=== Provided records ===
%%
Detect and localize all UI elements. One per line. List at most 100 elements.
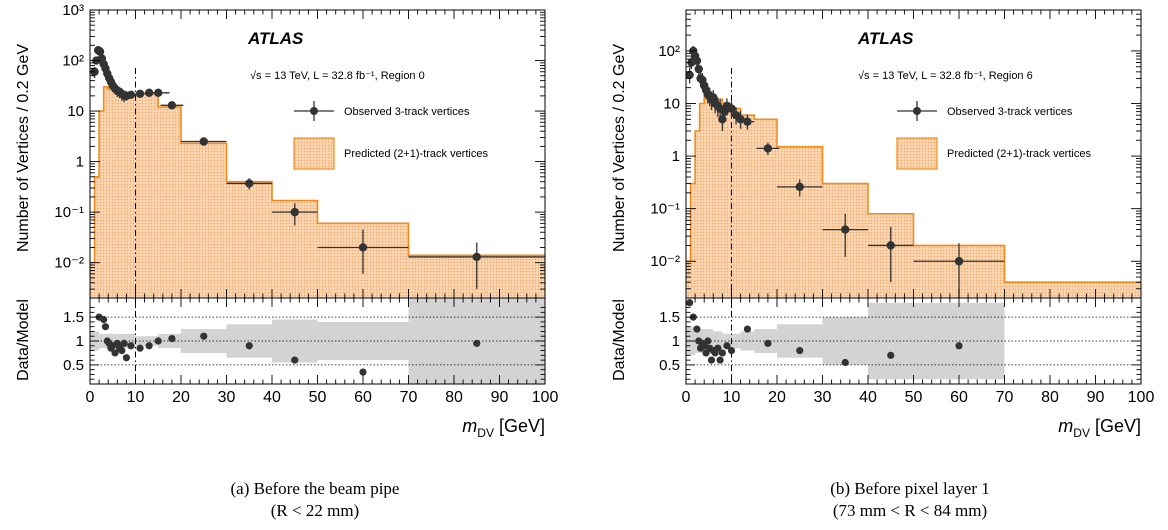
ratio-point-b <box>955 342 963 350</box>
x-tick-label-a: 10 <box>127 389 145 406</box>
x-tick-label-a: 80 <box>445 389 463 406</box>
ratio-point-a <box>101 323 110 331</box>
y-tick-label-a: 10⁻¹ <box>54 204 84 221</box>
ratio-point-a <box>111 349 119 357</box>
x-tick-label-a: 70 <box>400 389 418 406</box>
ratio-y-tick-label-b: 0.5 <box>659 357 680 374</box>
y-tick-label-a: 10² <box>62 53 84 70</box>
ratio-point-a <box>245 342 253 350</box>
x-tick-label-b: 10 <box>723 389 741 406</box>
legend-predicted-swatch-b <box>896 137 938 170</box>
observed-point-b <box>795 182 804 192</box>
observed-point-a <box>154 88 163 97</box>
ratio-point-b <box>796 346 804 355</box>
ratio-point-a <box>291 356 299 364</box>
ratio-point-b <box>704 337 712 345</box>
legend-predicted-label-b: Predicted (2+1)-track vertices <box>947 148 1091 160</box>
x-tick-label-a: 90 <box>491 389 509 406</box>
ratio-point-a <box>120 339 128 347</box>
observed-point-a <box>126 90 136 99</box>
ratio-point-b <box>841 358 849 367</box>
observed-point-a <box>290 207 299 217</box>
observed-point-a <box>135 89 145 98</box>
y-tick-label-b: 10 <box>663 95 680 112</box>
x-tick-label-a: 100 <box>532 389 559 406</box>
ratio-y-tick-label-a: 1.5 <box>63 309 84 326</box>
y-tick-label-b: 10² <box>658 43 680 60</box>
legend-a: Observed 3-track vertices Predicted (2+1… <box>293 101 488 170</box>
observed-point-a <box>472 252 481 262</box>
legend-observed-label-a: Observed 3-track vertices <box>344 106 470 118</box>
y-tick-label-b: 1 <box>672 148 680 165</box>
observed-point-b <box>763 144 773 153</box>
observed-point-b <box>743 117 752 126</box>
chart-panel-b: Number of Vertices / 0.2 GeV Data/Model … <box>611 9 1154 440</box>
ratio-point-b <box>723 342 731 350</box>
observed-point-a <box>358 243 368 252</box>
ratio-uncertainty-band-a <box>126 333 136 349</box>
ratio-point-b <box>764 339 772 347</box>
ratio-point-b <box>707 356 716 364</box>
legend-observed-label-b: Observed 3-track vertices <box>947 106 1073 118</box>
ratio-point-b <box>716 356 724 364</box>
ratio-point-a <box>145 342 153 350</box>
info-text-a: √s = 13 TeV, L = 32.8 fb⁻¹, Region 0 <box>250 70 425 82</box>
figure: Number of Vertices / 0.2 GeV Data/Model … <box>15 2 1154 440</box>
caption-a: (a) Before the beam pipe (R < 22 mm) <box>85 478 545 522</box>
y-tick-label-a: 10³ <box>62 2 84 19</box>
x-tick-label-b: 30 <box>814 389 832 406</box>
observed-point-a <box>199 137 208 146</box>
x-tick-label-b: 90 <box>1087 389 1105 406</box>
legend-predicted-label-a: Predicted (2+1)-track vertices <box>344 148 488 160</box>
caption-b: (b) Before pixel layer 1 (73 mm < R < 84… <box>680 478 1140 522</box>
ratio-point-a <box>127 342 135 350</box>
observed-point-a <box>95 47 105 56</box>
ratio-uncertainty-band-b <box>722 333 732 349</box>
x-tick-label-a: 60 <box>354 389 372 406</box>
ratio-point-b <box>718 349 727 357</box>
observed-point-b <box>841 225 850 234</box>
y-tick-label-b: 10⁻¹ <box>650 201 680 218</box>
ratio-point-a <box>200 332 208 340</box>
observed-point-a <box>167 101 177 110</box>
ratio-uncertainty-band-a <box>181 329 227 353</box>
x-tick-label-a: 0 <box>86 389 95 406</box>
ratio-point-a <box>122 354 130 362</box>
experiment-label-a: ATLAS <box>247 29 304 48</box>
y-axis-label-b: Number of Vertices / 0.2 GeV <box>611 44 628 252</box>
y-tick-label-b: 10⁻² <box>650 253 680 270</box>
x-tick-label-b: 20 <box>768 389 786 406</box>
ratio-point-a <box>168 335 176 343</box>
x-tick-label-b: 70 <box>996 389 1014 406</box>
observed-point-b <box>692 56 702 65</box>
caption-b-line1: (b) Before pixel layer 1 <box>830 479 990 498</box>
ratio-point-a <box>359 368 367 376</box>
x-tick-label-a: 50 <box>309 389 327 406</box>
x-tick-label-b: 80 <box>1041 389 1059 406</box>
x-tick-label-b: 50 <box>905 389 923 406</box>
x-tick-label-b: 40 <box>859 389 877 406</box>
legend-predicted-swatch-a <box>293 137 335 170</box>
ratio-y-tick-label-b: 1 <box>672 333 680 350</box>
x-axis-label-b: mDV [GeV] <box>1058 416 1141 440</box>
legend-b: Observed 3-track vertices Predicted (2+1… <box>896 101 1091 170</box>
x-tick-label-b: 0 <box>682 389 691 406</box>
chart-panel-a: Number of Vertices / 0.2 GeV Data/Model … <box>15 2 558 440</box>
y-tick-label-a: 10⁻² <box>54 255 84 272</box>
ratio-y-tick-label-a: 1 <box>76 333 84 350</box>
x-tick-label-a: 20 <box>172 389 190 406</box>
ratio-point-b <box>743 325 752 333</box>
ratio-uncertainty-band-b <box>740 331 755 351</box>
y-tick-label-a: 10 <box>67 103 84 120</box>
observed-point-b <box>886 241 895 250</box>
ratio-point-b <box>887 351 895 359</box>
predicted-histogram-fill-a <box>90 86 545 299</box>
observed-point-b <box>694 64 703 74</box>
ratio-point-a <box>154 337 162 345</box>
legend-observed-marker-b <box>913 107 921 115</box>
ratio-point-a <box>118 346 126 355</box>
ratio-point-a <box>100 315 108 324</box>
observed-point-b <box>685 70 694 80</box>
ratio-point-a <box>136 344 144 352</box>
ratio-point-a <box>473 339 481 347</box>
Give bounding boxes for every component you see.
%%
=== Stated exercise ===
Print the data above word for word, leaving out the picture.

=== Output ===
Detect and localize all UI elements. One per line. List at most 100 elements.
ratio-point-b <box>955 342 963 350</box>
x-tick-label-a: 10 <box>127 389 145 406</box>
x-tick-label-a: 80 <box>445 389 463 406</box>
ratio-point-a <box>101 323 110 331</box>
y-tick-label-a: 10⁻¹ <box>54 204 84 221</box>
ratio-point-a <box>111 349 119 357</box>
x-tick-label-a: 70 <box>400 389 418 406</box>
ratio-y-tick-label-b: 0.5 <box>659 357 680 374</box>
y-tick-label-a: 10² <box>62 53 84 70</box>
ratio-point-a <box>245 342 253 350</box>
x-tick-label-b: 10 <box>723 389 741 406</box>
legend-predicted-swatch-b <box>896 137 938 170</box>
observed-point-b <box>795 182 804 192</box>
observed-point-a <box>154 88 163 97</box>
ratio-point-b <box>796 346 804 355</box>
ratio-point-a <box>291 356 299 364</box>
ratio-point-b <box>704 337 712 345</box>
legend-predicted-label-b: Predicted (2+1)-track vertices <box>947 148 1091 160</box>
x-tick-label-a: 90 <box>491 389 509 406</box>
ratio-point-a <box>120 339 128 347</box>
observed-point-a <box>126 90 136 99</box>
ratio-point-b <box>841 358 849 367</box>
observed-point-a <box>290 207 299 217</box>
observed-point-a <box>135 89 145 98</box>
y-tick-label-b: 10 <box>663 95 680 112</box>
x-tick-label-a: 100 <box>532 389 559 406</box>
ratio-y-tick-label-a: 1.5 <box>63 309 84 326</box>
y-tick-label-b: 10² <box>658 43 680 60</box>
legend-a: Observed 3-track vertices Predicted (2+1… <box>293 101 488 170</box>
observed-point-a <box>472 252 481 262</box>
legend-observed-label-a: Observed 3-track vertices <box>344 106 470 118</box>
y-tick-label-b: 1 <box>672 148 680 165</box>
observed-point-b <box>763 144 773 153</box>
observed-point-b <box>743 117 752 126</box>
chart-panel-b: Number of Vertices / 0.2 GeV Data/Model … <box>611 9 1154 440</box>
ratio-point-b <box>723 342 731 350</box>
observed-point-a <box>358 243 368 252</box>
ratio-uncertainty-band-a <box>126 333 136 349</box>
ratio-point-b <box>764 339 772 347</box>
ratio-point-b <box>707 356 716 364</box>
legend-observed-label-b: Observed 3-track vertices <box>947 106 1073 118</box>
ratio-point-b <box>716 356 724 364</box>
ratio-point-a <box>145 342 153 350</box>
info-text-a: √s = 13 TeV, L = 32.8 fb⁻¹, Region 0 <box>250 70 425 82</box>
figure: Number of Vertices / 0.2 GeV Data/Model … <box>15 2 1154 440</box>
caption-a: (a) Before the beam pipe (R < 22 mm) <box>85 478 545 522</box>
y-tick-label-a: 10³ <box>62 2 84 19</box>
x-tick-label-b: 30 <box>814 389 832 406</box>
observed-point-a <box>199 137 208 146</box>
x-tick-label-b: 90 <box>1087 389 1105 406</box>
legend-predicted-label-a: Predicted (2+1)-track vertices <box>344 148 488 160</box>
caption-b: (b) Before pixel layer 1 (73 mm < R < 84… <box>680 478 1140 522</box>
ratio-point-a <box>127 342 135 350</box>
observed-point-a <box>95 47 105 56</box>
ratio-uncertainty-band-b <box>722 333 732 349</box>
x-tick-label-a: 60 <box>354 389 372 406</box>
ratio-point-b <box>718 349 727 357</box>
observed-point-b <box>841 225 850 234</box>
y-tick-label-b: 10⁻¹ <box>650 201 680 218</box>
ratio-point-a <box>200 332 208 340</box>
observed-point-a <box>167 101 177 110</box>
ratio-uncertainty-band-a <box>181 329 227 353</box>
x-tick-label-a: 0 <box>86 389 95 406</box>
ratio-point-a <box>122 354 130 362</box>
experiment-label-a: ATLAS <box>247 29 304 48</box>
y-axis-label-b: Number of Vertices / 0.2 GeV <box>611 44 628 252</box>
y-tick-label-b: 10⁻² <box>650 253 680 270</box>
x-tick-label-b: 20 <box>768 389 786 406</box>
ratio-point-a <box>168 335 176 343</box>
x-tick-label-b: 70 <box>996 389 1014 406</box>
observed-point-b <box>692 56 702 65</box>
caption-b-line1: (b) Before pixel layer 1 <box>830 479 990 498</box>
ratio-point-a <box>359 368 367 376</box>
x-tick-label-a: 50 <box>309 389 327 406</box>
x-tick-label-b: 80 <box>1041 389 1059 406</box>
x-tick-label-b: 50 <box>905 389 923 406</box>
x-tick-label-b: 40 <box>859 389 877 406</box>
legend-predicted-swatch-a <box>293 137 335 170</box>
ratio-y-tick-label-b: 1 <box>672 333 680 350</box>
x-axis-label-b: mDV [GeV] <box>1058 416 1141 440</box>
legend-b: Observed 3-track vertices Predicted (2+1… <box>896 101 1091 170</box>
x-tick-label-b: 0 <box>682 389 691 406</box>
chart-panel-a: Number of Vertices / 0.2 GeV Data/Model … <box>15 2 558 440</box>
y-tick-label-a: 10⁻² <box>54 255 84 272</box>
ratio-y-tick-label-a: 1 <box>76 333 84 350</box>
x-tick-label-a: 20 <box>172 389 190 406</box>
ratio-point-b <box>743 325 752 333</box>
ratio-uncertainty-band-b <box>740 331 755 351</box>
y-tick-label-a: 10 <box>67 103 84 120</box>
observed-point-b <box>886 241 895 250</box>
ratio-point-b <box>887 351 895 359</box>
predicted-histogram-fill-a <box>90 86 545 299</box>
observed-point-b <box>694 64 703 74</box>
ratio-point-a <box>154 337 162 345</box>
legend-observed-marker-b <box>913 107 921 115</box>
ratio-point-a <box>118 346 126 355</box>
ratio-point-a <box>100 315 108 324</box>
observed-point-b <box>685 70 694 80</box>
ratio-point-a <box>136 344 144 352</box>
ratio-point-a <box>473 339 481 347</box>
Give bounding boxes for every component you see.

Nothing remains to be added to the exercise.